━━━ Given information
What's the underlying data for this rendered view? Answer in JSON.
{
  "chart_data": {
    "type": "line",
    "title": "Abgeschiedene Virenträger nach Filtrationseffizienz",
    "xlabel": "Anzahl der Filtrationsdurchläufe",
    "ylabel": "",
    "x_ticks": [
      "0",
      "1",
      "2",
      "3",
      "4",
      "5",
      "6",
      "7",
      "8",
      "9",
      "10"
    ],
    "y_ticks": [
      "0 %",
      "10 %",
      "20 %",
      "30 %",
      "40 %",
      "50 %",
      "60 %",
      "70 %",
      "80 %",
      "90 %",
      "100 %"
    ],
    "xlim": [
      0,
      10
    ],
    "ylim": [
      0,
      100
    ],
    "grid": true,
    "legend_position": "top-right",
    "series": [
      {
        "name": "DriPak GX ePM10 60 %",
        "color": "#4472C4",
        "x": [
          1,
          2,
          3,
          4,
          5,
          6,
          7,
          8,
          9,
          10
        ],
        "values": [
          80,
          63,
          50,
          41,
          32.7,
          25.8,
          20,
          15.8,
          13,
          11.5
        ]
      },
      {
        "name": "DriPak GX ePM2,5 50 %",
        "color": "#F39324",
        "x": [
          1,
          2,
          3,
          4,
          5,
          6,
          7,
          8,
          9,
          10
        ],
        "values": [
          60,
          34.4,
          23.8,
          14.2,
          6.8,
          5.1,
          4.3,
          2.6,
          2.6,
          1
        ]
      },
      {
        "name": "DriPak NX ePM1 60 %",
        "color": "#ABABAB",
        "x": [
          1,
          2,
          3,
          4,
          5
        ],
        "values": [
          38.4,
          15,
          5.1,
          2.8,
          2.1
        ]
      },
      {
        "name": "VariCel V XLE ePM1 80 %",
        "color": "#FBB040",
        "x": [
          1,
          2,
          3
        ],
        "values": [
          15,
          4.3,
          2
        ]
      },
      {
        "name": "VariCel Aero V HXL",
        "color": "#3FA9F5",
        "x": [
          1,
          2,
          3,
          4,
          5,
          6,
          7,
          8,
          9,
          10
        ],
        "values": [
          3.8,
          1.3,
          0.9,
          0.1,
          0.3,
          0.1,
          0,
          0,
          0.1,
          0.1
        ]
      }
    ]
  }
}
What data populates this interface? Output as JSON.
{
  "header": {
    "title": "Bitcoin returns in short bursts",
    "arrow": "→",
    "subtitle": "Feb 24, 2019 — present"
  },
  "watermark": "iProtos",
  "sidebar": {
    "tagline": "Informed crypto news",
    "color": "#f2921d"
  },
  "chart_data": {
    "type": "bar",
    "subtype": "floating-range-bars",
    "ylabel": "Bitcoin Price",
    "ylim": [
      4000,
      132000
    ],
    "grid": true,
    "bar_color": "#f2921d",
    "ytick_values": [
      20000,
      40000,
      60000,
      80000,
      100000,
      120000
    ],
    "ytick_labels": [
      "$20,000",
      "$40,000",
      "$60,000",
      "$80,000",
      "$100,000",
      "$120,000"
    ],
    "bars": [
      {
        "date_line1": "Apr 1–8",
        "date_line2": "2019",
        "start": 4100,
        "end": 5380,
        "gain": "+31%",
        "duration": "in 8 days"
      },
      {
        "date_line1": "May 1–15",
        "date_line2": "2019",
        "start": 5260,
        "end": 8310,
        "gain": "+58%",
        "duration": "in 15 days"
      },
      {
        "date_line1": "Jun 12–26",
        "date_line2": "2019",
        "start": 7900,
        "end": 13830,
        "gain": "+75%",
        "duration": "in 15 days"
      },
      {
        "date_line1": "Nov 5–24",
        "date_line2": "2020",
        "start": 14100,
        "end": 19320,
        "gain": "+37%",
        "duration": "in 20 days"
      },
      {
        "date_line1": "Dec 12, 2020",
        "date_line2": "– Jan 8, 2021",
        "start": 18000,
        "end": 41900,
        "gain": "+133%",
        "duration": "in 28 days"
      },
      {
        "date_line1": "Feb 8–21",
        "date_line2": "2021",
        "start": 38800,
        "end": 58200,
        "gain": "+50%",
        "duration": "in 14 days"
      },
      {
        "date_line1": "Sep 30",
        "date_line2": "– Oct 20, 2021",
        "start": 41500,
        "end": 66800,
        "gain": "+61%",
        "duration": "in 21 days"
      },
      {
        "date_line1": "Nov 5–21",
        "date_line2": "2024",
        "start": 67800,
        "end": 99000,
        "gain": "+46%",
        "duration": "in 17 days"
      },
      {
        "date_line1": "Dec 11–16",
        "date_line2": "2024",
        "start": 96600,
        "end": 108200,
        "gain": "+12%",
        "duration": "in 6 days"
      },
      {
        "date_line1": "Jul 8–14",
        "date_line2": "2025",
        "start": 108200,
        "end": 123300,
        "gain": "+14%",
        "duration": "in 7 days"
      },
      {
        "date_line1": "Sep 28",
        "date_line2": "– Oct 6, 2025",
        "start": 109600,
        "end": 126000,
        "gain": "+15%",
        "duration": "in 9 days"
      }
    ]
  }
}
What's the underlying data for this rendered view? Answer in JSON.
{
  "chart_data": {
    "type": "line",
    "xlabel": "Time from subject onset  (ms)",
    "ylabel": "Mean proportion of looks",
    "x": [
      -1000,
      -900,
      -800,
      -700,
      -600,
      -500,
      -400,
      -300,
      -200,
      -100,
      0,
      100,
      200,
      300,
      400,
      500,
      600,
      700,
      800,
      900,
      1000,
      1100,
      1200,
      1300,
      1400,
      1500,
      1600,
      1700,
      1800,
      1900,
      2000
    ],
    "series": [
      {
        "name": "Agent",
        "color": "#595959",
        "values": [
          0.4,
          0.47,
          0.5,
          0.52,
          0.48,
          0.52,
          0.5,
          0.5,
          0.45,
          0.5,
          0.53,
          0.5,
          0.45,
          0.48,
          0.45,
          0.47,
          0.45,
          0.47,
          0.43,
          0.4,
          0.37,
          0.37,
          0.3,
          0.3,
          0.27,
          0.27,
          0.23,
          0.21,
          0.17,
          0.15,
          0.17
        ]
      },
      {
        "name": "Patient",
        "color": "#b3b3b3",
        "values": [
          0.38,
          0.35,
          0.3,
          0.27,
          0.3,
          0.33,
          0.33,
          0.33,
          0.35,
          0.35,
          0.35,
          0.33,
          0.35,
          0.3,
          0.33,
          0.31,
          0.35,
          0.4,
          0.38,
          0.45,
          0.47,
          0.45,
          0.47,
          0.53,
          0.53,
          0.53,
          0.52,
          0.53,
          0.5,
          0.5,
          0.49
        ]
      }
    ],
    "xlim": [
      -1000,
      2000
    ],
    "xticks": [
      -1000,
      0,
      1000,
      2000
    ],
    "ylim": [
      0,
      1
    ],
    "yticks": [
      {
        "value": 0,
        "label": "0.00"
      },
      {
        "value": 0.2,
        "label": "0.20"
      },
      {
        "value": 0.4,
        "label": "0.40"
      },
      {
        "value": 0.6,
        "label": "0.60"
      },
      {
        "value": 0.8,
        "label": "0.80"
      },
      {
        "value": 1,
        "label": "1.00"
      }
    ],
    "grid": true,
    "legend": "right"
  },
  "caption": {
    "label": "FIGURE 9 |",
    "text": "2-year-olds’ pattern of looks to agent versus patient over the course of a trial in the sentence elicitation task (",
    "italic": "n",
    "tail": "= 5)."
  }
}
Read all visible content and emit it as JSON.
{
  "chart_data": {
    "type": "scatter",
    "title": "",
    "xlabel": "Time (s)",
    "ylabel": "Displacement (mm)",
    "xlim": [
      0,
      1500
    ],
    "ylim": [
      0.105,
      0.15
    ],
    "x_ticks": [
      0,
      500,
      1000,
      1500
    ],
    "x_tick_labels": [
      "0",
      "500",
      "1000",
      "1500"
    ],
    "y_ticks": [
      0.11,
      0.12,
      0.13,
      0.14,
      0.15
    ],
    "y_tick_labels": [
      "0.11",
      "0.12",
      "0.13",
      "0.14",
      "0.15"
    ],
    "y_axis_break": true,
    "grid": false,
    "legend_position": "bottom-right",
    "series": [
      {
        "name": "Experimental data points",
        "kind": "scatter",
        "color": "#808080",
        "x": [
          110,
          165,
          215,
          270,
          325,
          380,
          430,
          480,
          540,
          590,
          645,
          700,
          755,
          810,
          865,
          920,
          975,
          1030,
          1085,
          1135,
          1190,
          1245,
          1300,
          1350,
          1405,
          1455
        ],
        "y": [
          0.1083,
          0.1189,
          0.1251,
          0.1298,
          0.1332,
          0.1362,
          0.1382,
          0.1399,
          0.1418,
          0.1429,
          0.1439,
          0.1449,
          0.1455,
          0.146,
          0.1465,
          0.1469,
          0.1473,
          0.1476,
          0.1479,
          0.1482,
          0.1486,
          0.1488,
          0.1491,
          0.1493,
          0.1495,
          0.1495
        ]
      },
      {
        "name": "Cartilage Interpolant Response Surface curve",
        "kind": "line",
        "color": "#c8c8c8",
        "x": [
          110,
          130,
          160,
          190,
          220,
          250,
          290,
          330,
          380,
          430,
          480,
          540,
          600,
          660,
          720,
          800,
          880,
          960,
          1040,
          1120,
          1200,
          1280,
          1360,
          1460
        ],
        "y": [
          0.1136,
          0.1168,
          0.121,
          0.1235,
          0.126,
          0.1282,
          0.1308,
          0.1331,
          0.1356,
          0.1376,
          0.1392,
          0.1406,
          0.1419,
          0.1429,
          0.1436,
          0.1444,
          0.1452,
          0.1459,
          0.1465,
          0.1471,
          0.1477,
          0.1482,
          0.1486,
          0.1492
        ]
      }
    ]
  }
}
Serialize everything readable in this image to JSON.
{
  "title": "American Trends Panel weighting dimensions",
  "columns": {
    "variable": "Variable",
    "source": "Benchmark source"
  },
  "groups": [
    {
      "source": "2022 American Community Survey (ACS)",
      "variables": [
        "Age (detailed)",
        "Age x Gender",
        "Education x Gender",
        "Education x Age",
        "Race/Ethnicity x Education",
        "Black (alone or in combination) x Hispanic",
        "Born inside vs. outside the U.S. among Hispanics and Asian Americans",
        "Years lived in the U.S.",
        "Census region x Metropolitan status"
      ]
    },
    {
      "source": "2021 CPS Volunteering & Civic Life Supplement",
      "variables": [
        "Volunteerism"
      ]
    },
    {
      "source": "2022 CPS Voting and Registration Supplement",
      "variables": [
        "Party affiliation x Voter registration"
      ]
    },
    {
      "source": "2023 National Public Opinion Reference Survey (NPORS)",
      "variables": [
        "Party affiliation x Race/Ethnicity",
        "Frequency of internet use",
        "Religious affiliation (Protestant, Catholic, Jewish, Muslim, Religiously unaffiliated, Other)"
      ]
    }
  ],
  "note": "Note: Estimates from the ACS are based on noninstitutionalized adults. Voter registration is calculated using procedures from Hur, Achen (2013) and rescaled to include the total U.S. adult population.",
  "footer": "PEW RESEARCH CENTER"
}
━━━━━━
Task objective = Wherever the string "Voter" appears in the entries above, list that line.

Task output =
        "Party affiliation x Voter registration"
  "note": "Note: Estimates from the ACS are based on noninstitutionalized adults. Voter registration is calculated using procedures from Hur, Achen (2013) and rescaled to include the total U.S. adult population.",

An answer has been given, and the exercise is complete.